### RECORDS FOR THE EXERCISE
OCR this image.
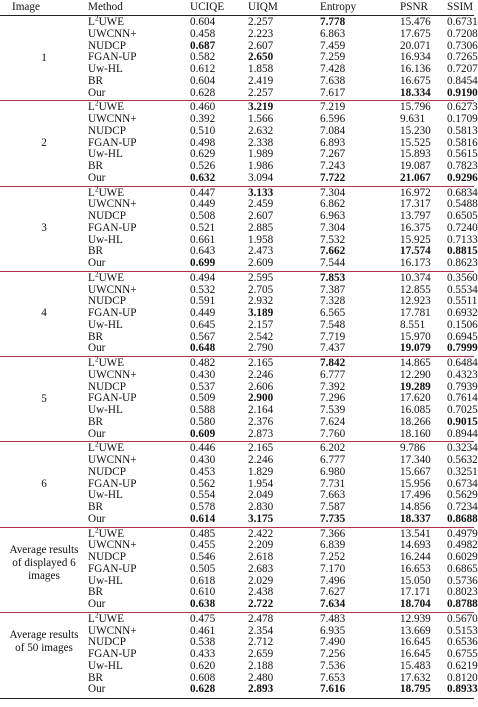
Image	Method	UCIQE UIQM	Entropy	PSNR SSIM
$L^2UWE$	0.604	2.257	7.778	15.476 0.6731
UWCNN+	0.458	2.223	6.863	17.675 0.7208
NUDCP	0.687	2.607	7.459	20.071 0.7306
FGAN-UP	0.582	2.650	7.259	16.934 0.7265
Uw-HL	0.612	1.858	7.428	16.136 0.7207
BR	0.604	2.419	7.638	16.675 0.8454
Our	0.628	2.257	7.617	18.334 0.9190
1
$L^2UWE$	0.460	3.219	7.219	15.796 0.6273
UWCNN+	0.392	1.566	6.596	9.631 0.1709
NUDCP	0.510	2.632	7.084	15.230 0.5813
FGAN-UP	0.498	2.338	6.893	15.525 0.5816
Uw-HL	0.629	1.989	7.267	15.893 0.5615
BR	0.526	1.986	7.243	19.087 0.7823
Our	0.632	3.094	7.722	21.067 0.9296
2
$L^2UWE$	0.447	3.133	7.304	16.972 0.6834
UWCNN+	0.449	2.459	6.862	17.317 0.5488
NUDCP	0.508	2.607	6.963	13.797 0.6505
FGAN-UP	0.521	2.885	7.304	16.375 0.7240
Uw-HL	0.661	1.958	7.532	15.925 0.7133
BR	0.643	2.473	7.662	17.574 0.8815
Our	0.699	2.609	7.544	16.173 0.8623
3
$L^2UWE$	0.494	2.595	7.853	10.374 0.3560
UWCNN+	0.532	2.705	7.387	12.855 0.5534
NUDCP	0.591	2.932	7.328	12.923 0.5511
FGAN-UP	0.449	3.189	6.565	17.781 0.6932
Uw-HL	0.645	2.157	7.548	8.551 0.1506
BR	0.567	2.542	7.719	15.970 0.6945
Our	0.648	2.790	7.437	19.079 0.7999
4
$L^2UWE$	0.482	2.165	7.842	14.865 0.6484
UWCNN+	0.430	2.246	6.777	12.290 0.4323
NUDCP	0.537	2.606	7.392	19.289 0.7939
FGAN-UP	0.509	2.900	7.296	17.620 0.7614
Uw-HL	0.588	2.164	7.539	16.085 0.7025
BR	0.580	2.376	7.624	18.266 0.9015
Our	0.609	2.873	7.760	18.160 0.8944
5
$L^2UWE$	0.446	2.165	6.202	9.786 0.3234
UWCNN+	0.430	2.246	6.777	17.340 0.5632
NUDCP	0.453	1.829	6.980	15.667 0.3251
FGAN-UP	0.562	1.954	7.731	15.956 0.6734
Uw-HL	0.554	2.049	7.663	17.496 0.5629
BR	0.578	2.830	7.587	14.856 0.7234
Our	0.614	3.175	7.735	18.337 0.8688
6
$L^2UWE$	0.485	2.422	7.366	13.541 0.4979
UWCNN+	0.455	2.209	6.839	14.693 0.4982
NUDCP	0.546	2.618	7.252	16.244 0.6029
FGAN-UP	0.505	2.683	7.170	16.653 0.6865
Uw-HL	0.618	2.029	7.496	15.050 0.5736
BR	0.610	2.438	7.627	17.171 0.8023
Our	0.638	2.722	7.634	18.704 0.8788
Average results of displayed 6 images
$L^2UWE$	0.475	2.478	7.483	12.939 0.5670
UWCNN+	0.461	2.354	6.935	13.669 0.5153
NUDCP	0.538	2.712	7.490	16.645 0.6536
FGAN-UP	0.433	2.659	7.256	16.645 0.6755
Uw-HL	0.620	2.188	7.536	15.483 0.6219
BR	0.608	2.480	7.653	17.632 0.8120
Our	0.628	2.893	7.616	18.795 0.8933
Average results of 50 images
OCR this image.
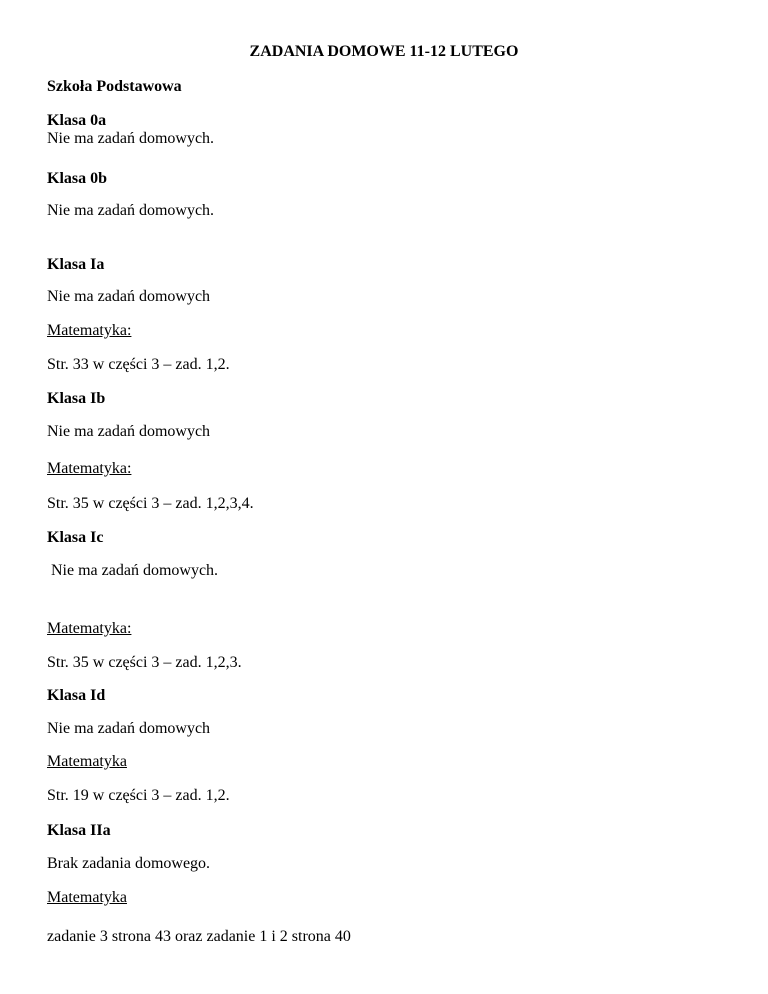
ZADANIA DOMOWE 11-12 LUTEGO
Szkoła Podstawowa
Klasa 0a
Nie ma zadań domowych.
Klasa 0b
Nie ma zadań domowych.
Klasa Ia
Nie ma zadań domowych
Matematyka:
Str. 33 w części 3 – zad. 1,2.
Klasa Ib
Nie ma zadań domowych
Matematyka:
Str. 35 w części 3 – zad. 1,2,3,4.
Klasa Ic
Nie ma zadań domowych.
Matematyka:
Str. 35 w części 3 – zad. 1,2,3.
Klasa Id
Nie ma zadań domowych
Matematyka
Str. 19 w części 3 – zad. 1,2.
Klasa IIa
Brak zadania domowego.
Matematyka
zadanie 3 strona 43 oraz zadanie 1 i 2 strona 40
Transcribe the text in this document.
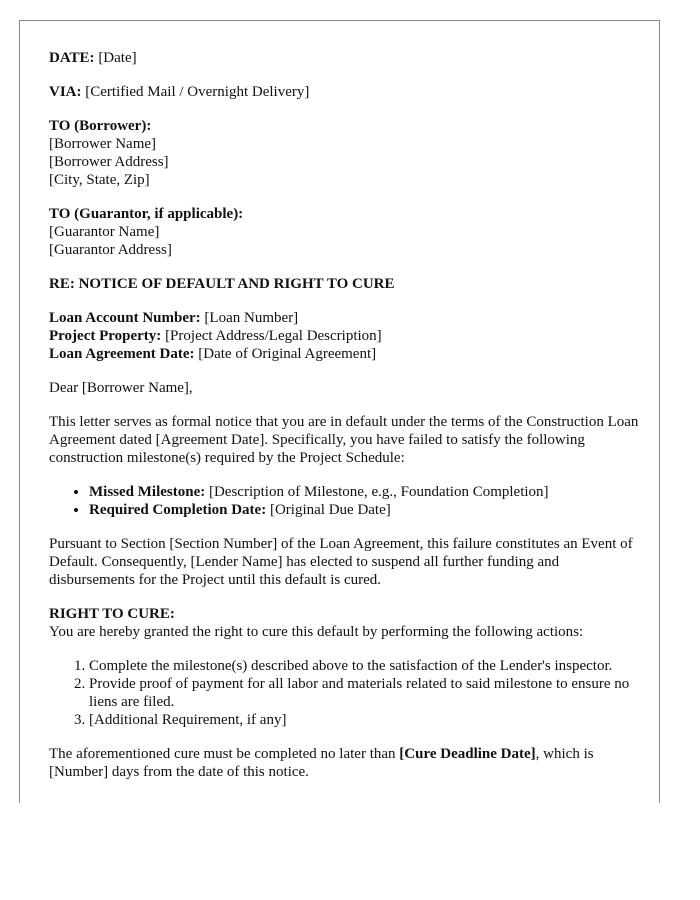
DATE: [Date]

VIA: [Certified Mail / Overnight Delivery]

TO (Borrower):
[Borrower Name]
[Borrower Address]
[City, State, Zip]

TO (Guarantor, if applicable):
[Guarantor Name]
[Guarantor Address]

RE: NOTICE OF DEFAULT AND RIGHT TO CURE

Loan Account Number: [Loan Number]
Project Property: [Project Address/Legal Description]
Loan Agreement Date: [Date of Original Agreement]

Dear [Borrower Name],

This letter serves as formal notice that you are in default under the terms of the Construction Loan Agreement dated [Agreement Date]. Specifically, you have failed to satisfy the following construction milestone(s) required by the Project Schedule:

• Missed Milestone: [Description of Milestone, e.g., Foundation Completion]
• Required Completion Date: [Original Due Date]

Pursuant to Section [Section Number] of the Loan Agreement, this failure constitutes an Event of Default. Consequently, [Lender Name] has elected to suspend all further funding and disbursements for the Project until this default is cured.

RIGHT TO CURE:
You are hereby granted the right to cure this default by performing the following actions:

1. Complete the milestone(s) described above to the satisfaction of the Lender's inspector.
2. Provide proof of payment for all labor and materials related to said milestone to ensure no liens are filed.
3. [Additional Requirement, if any]

The aforementioned cure must be completed no later than [Cure Deadline Date], which is [Number] days from the date of this notice.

### DIRECTIONS
Would you set down the listing exactly, omitting pictures?

### FULL ANSWER
OCR this image.
Image	Method	UCIQE UIQM	Entropy	PSNR SSIM
$L^2UWE$	0.604	2.257	7.778	15.476 0.6731
UWCNN+	0.458	2.223	6.863	17.675 0.7208
NUDCP	0.687	2.607	7.459	20.071 0.7306
FGAN-UP	0.582	2.650	7.259	16.934 0.7265
Uw-HL	0.612	1.858	7.428	16.136 0.7207
BR	0.604	2.419	7.638	16.675 0.8454
Our	0.628	2.257	7.617	18.334 0.9190
1
$L^2UWE$	0.460	3.219	7.219	15.796 0.6273
UWCNN+	0.392	1.566	6.596	9.631 0.1709
NUDCP	0.510	2.632	7.084	15.230 0.5813
FGAN-UP	0.498	2.338	6.893	15.525 0.5816
Uw-HL	0.629	1.989	7.267	15.893 0.5615
BR	0.526	1.986	7.243	19.087 0.7823
Our	0.632	3.094	7.722	21.067 0.9296
2
$L^2UWE$	0.447	3.133	7.304	16.972 0.6834
UWCNN+	0.449	2.459	6.862	17.317 0.5488
NUDCP	0.508	2.607	6.963	13.797 0.6505
FGAN-UP	0.521	2.885	7.304	16.375 0.7240
Uw-HL	0.661	1.958	7.532	15.925 0.7133
BR	0.643	2.473	7.662	17.574 0.8815
Our	0.699	2.609	7.544	16.173 0.8623
3
$L^2UWE$	0.494	2.595	7.853	10.374 0.3560
UWCNN+	0.532	2.705	7.387	12.855 0.5534
NUDCP	0.591	2.932	7.328	12.923 0.5511
FGAN-UP	0.449	3.189	6.565	17.781 0.6932
Uw-HL	0.645	2.157	7.548	8.551 0.1506
BR	0.567	2.542	7.719	15.970 0.6945
Our	0.648	2.790	7.437	19.079 0.7999
4
$L^2UWE$	0.482	2.165	7.842	14.865 0.6484
UWCNN+	0.430	2.246	6.777	12.290 0.4323
NUDCP	0.537	2.606	7.392	19.289 0.7939
FGAN-UP	0.509	2.900	7.296	17.620 0.7614
Uw-HL	0.588	2.164	7.539	16.085 0.7025
BR	0.580	2.376	7.624	18.266 0.9015
Our	0.609	2.873	7.760	18.160 0.8944
5
$L^2UWE$	0.446	2.165	6.202	9.786 0.3234
UWCNN+	0.430	2.246	6.777	17.340 0.5632
NUDCP	0.453	1.829	6.980	15.667 0.3251
FGAN-UP	0.562	1.954	7.731	15.956 0.6734
Uw-HL	0.554	2.049	7.663	17.496 0.5629
BR	0.578	2.830	7.587	14.856 0.7234
Our	0.614	3.175	7.735	18.337 0.8688
6
$L^2UWE$	0.485	2.422	7.366	13.541 0.4979
UWCNN+	0.455	2.209	6.839	14.693 0.4982
NUDCP	0.546	2.618	7.252	16.244 0.6029
FGAN-UP	0.505	2.683	7.170	16.653 0.6865
Uw-HL	0.618	2.029	7.496	15.050 0.5736
BR	0.610	2.438	7.627	17.171 0.8023
Our	0.638	2.722	7.634	18.704 0.8788
Average results of displayed 6 images
$L^2UWE$	0.475	2.478	7.483	12.939 0.5670
UWCNN+	0.461	2.354	6.935	13.669 0.5153
NUDCP	0.538	2.712	7.490	16.645 0.6536
FGAN-UP	0.433	2.659	7.256	16.645 0.6755
Uw-HL	0.620	2.188	7.536	15.483 0.6219
BR	0.608	2.480	7.653	17.632 0.8120
Our	0.628	2.893	7.616	18.795 0.8933
Average results of 50 images
OCR this image.
ZADANIA DOMOWE 11-12 LUTEGO
Szkoła Podstawowa
Klasa 0a
Nie ma zadań domowych.
Klasa 0b
Nie ma zadań domowych.
Klasa Ia
Nie ma zadań domowych
Matematyka:
Str. 33 w części 3 – zad. 1,2.
Klasa Ib
Nie ma zadań domowych
Matematyka:
Str. 35 w części 3 – zad. 1,2,3,4.
Klasa Ic
Nie ma zadań domowych.
Matematyka:
Str. 35 w części 3 – zad. 1,2,3.
Klasa Id
Nie ma zadań domowych
Matematyka
Str. 19 w części 3 – zad. 1,2.
Klasa IIa
Brak zadania domowego.
Matematyka
zadanie 3 strona 43 oraz zadanie 1 i 2 strona 40
Transcribe the text in this document.
DATE: [Date]

VIA: [Certified Mail / Overnight Delivery]

TO (Borrower):
[Borrower Name]
[Borrower Address]
[City, State, Zip]

TO (Guarantor, if applicable):
[Guarantor Name]
[Guarantor Address]

RE: NOTICE OF DEFAULT AND RIGHT TO CURE

Loan Account Number: [Loan Number]
Project Property: [Project Address/Legal Description]
Loan Agreement Date: [Date of Original Agreement]

Dear [Borrower Name],

This letter serves as formal notice that you are in default under the terms of the Construction Loan Agreement dated [Agreement Date]. Specifically, you have failed to satisfy the following construction milestone(s) required by the Project Schedule:

• Missed Milestone: [Description of Milestone, e.g., Foundation Completion]
• Required Completion Date: [Original Due Date]

Pursuant to Section [Section Number] of the Loan Agreement, this failure constitutes an Event of Default. Consequently, [Lender Name] has elected to suspend all further funding and disbursements for the Project until this default is cured.

RIGHT TO CURE:
You are hereby granted the right to cure this default by performing the following actions:

1. Complete the milestone(s) described above to the satisfaction of the Lender's inspector.
2. Provide proof of payment for all labor and materials related to said milestone to ensure no liens are filed.
3. [Additional Requirement, if any]

The aforementioned cure must be completed no later than [Cure Deadline Date], which is [Number] days from the date of this notice.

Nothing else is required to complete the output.